Task requirements => For each line of the listing below that contains the string "Abdominal", copy the line.
(Input records begins)
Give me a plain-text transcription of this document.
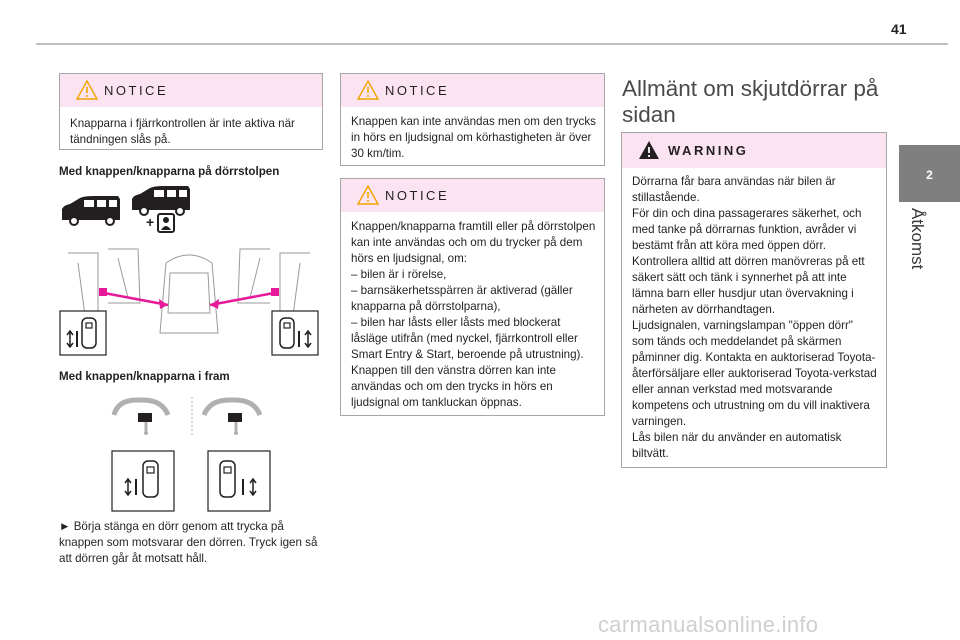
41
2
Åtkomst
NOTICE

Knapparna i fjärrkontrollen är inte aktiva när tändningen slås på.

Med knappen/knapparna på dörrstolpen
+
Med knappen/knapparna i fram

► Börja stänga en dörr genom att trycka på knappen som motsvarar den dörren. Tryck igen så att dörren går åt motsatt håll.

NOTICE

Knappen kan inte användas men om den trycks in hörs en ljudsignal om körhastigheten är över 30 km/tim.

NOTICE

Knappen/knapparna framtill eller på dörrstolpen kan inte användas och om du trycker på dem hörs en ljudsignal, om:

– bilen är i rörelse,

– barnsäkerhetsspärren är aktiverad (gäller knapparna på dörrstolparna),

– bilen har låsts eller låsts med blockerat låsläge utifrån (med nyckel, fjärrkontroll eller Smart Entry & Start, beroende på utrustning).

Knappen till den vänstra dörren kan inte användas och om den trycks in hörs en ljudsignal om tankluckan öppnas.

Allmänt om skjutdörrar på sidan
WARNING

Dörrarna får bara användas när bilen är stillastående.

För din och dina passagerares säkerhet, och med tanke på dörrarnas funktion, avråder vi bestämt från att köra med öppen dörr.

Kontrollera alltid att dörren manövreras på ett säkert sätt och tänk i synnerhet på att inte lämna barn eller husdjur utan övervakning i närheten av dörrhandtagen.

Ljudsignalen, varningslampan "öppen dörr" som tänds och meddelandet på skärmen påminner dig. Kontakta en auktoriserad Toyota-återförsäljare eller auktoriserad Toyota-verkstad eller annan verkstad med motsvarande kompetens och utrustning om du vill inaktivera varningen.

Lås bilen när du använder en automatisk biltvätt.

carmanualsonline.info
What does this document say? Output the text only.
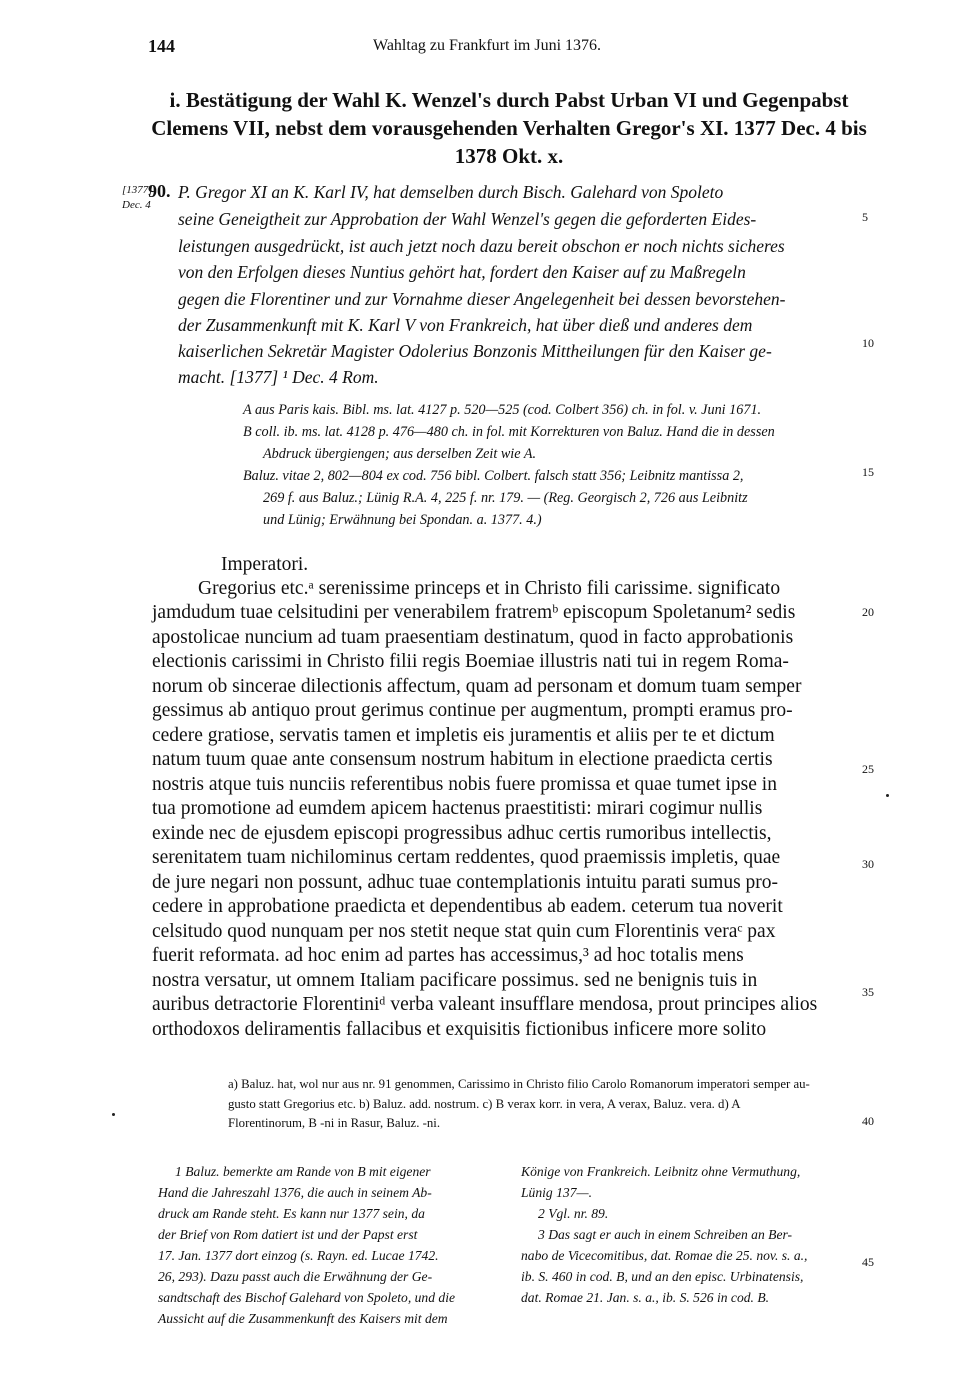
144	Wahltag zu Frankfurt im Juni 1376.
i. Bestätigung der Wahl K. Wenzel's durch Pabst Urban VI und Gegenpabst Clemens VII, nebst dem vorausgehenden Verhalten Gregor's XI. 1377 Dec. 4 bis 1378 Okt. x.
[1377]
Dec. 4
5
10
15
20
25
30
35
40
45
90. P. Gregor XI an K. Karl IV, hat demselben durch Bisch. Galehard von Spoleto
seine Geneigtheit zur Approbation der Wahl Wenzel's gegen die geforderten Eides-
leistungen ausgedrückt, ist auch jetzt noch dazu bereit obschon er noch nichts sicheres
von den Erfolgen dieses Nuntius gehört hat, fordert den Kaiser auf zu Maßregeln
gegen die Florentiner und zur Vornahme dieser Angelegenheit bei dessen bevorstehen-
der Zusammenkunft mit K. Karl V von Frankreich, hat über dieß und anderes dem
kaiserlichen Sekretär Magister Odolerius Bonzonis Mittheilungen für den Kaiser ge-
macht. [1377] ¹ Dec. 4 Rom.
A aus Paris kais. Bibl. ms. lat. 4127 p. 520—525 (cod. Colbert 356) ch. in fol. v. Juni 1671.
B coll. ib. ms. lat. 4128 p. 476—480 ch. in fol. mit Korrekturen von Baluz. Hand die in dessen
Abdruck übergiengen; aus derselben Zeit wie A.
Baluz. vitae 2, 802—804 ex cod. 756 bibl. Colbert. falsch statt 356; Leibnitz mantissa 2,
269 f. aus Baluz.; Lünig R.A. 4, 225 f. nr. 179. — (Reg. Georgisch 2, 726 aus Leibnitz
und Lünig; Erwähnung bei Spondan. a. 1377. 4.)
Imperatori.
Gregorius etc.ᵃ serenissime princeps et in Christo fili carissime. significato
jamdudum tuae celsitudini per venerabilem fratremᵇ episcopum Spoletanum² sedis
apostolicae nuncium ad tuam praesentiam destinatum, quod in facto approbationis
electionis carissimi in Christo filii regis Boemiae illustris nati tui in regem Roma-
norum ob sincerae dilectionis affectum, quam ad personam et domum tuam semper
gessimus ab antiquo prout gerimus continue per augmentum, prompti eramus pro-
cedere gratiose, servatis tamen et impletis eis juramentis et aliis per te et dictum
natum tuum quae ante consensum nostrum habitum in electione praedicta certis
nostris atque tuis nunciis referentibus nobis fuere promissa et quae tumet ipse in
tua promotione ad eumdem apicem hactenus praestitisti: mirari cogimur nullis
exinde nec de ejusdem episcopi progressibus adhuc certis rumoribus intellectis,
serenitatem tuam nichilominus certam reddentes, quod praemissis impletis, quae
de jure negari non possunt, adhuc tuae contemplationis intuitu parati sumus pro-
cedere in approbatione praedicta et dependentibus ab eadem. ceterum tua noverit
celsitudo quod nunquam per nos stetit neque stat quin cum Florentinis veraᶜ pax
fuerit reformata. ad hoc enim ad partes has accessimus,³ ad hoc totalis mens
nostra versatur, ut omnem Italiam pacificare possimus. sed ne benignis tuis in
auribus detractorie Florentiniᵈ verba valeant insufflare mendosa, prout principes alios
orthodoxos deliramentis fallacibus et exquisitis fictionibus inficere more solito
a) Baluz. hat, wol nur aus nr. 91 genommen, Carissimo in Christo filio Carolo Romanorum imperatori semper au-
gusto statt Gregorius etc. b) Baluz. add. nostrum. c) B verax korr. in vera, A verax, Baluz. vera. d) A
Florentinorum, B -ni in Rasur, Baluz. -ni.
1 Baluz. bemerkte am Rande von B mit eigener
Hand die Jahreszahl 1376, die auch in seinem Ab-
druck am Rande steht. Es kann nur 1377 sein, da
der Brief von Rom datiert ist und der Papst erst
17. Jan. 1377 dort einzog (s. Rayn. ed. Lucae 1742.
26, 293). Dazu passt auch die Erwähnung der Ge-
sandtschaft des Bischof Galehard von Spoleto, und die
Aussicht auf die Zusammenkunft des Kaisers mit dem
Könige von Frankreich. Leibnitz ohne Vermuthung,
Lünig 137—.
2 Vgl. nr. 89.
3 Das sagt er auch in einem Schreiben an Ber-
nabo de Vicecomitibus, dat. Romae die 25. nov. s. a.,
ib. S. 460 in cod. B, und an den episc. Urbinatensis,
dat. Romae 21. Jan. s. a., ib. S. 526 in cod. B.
(Input records ends)
(Input records begins)
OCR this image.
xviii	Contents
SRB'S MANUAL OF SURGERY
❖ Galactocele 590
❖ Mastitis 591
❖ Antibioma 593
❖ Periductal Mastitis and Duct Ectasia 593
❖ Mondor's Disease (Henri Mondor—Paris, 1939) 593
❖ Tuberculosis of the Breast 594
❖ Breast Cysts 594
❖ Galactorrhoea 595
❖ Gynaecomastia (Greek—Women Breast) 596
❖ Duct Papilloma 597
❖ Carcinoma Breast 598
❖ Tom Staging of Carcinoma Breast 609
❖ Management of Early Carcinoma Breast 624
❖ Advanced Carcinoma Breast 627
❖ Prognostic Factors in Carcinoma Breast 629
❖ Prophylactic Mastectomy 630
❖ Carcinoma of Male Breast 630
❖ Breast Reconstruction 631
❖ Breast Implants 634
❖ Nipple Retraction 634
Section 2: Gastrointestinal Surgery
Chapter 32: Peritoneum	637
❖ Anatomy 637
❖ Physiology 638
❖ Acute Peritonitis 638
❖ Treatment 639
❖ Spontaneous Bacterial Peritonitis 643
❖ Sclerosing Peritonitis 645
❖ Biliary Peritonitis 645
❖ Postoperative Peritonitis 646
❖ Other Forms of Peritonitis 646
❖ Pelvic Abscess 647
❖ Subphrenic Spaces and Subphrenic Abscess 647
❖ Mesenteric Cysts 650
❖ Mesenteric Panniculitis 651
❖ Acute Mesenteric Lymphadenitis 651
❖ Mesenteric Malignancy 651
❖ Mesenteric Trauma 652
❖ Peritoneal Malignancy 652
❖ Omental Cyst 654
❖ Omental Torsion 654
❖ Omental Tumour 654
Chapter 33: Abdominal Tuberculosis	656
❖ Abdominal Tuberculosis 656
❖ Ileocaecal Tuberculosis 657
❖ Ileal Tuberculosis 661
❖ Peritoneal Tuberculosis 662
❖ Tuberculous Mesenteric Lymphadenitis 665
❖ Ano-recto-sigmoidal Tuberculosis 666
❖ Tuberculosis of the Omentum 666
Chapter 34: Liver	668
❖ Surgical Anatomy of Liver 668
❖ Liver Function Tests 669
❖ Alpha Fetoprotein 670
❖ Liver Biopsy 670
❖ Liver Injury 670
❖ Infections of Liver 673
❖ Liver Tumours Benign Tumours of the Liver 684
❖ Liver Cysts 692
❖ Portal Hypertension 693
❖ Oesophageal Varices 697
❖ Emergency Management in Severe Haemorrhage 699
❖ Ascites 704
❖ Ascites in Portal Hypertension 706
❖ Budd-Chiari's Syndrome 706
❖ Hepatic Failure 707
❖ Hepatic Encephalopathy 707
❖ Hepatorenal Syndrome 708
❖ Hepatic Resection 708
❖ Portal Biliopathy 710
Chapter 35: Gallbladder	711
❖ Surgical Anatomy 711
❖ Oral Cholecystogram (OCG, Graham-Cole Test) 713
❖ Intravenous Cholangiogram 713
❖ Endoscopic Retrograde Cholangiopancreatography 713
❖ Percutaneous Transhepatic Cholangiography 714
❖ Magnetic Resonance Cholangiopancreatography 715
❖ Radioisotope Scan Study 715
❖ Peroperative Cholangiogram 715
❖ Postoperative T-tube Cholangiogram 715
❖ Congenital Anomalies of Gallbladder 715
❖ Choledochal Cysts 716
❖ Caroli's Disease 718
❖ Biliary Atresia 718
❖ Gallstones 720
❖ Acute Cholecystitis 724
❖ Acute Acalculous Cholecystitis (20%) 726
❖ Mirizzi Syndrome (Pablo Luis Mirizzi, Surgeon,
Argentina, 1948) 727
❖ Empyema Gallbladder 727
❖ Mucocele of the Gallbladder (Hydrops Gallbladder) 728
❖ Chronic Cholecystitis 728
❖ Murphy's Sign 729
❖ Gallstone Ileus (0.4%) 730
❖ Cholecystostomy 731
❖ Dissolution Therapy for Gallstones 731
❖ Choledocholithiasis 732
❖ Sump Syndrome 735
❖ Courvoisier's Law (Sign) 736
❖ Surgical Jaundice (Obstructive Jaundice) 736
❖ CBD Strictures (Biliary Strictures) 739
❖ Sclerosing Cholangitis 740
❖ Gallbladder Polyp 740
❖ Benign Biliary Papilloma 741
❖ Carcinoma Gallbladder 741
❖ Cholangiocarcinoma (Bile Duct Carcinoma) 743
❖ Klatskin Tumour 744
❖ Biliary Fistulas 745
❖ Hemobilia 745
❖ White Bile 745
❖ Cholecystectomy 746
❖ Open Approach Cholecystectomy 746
(Input records ends)
Exercise solution =>
Chapter 33: Abdominal Tuberculosis	656
❖ Abdominal Tuberculosis 656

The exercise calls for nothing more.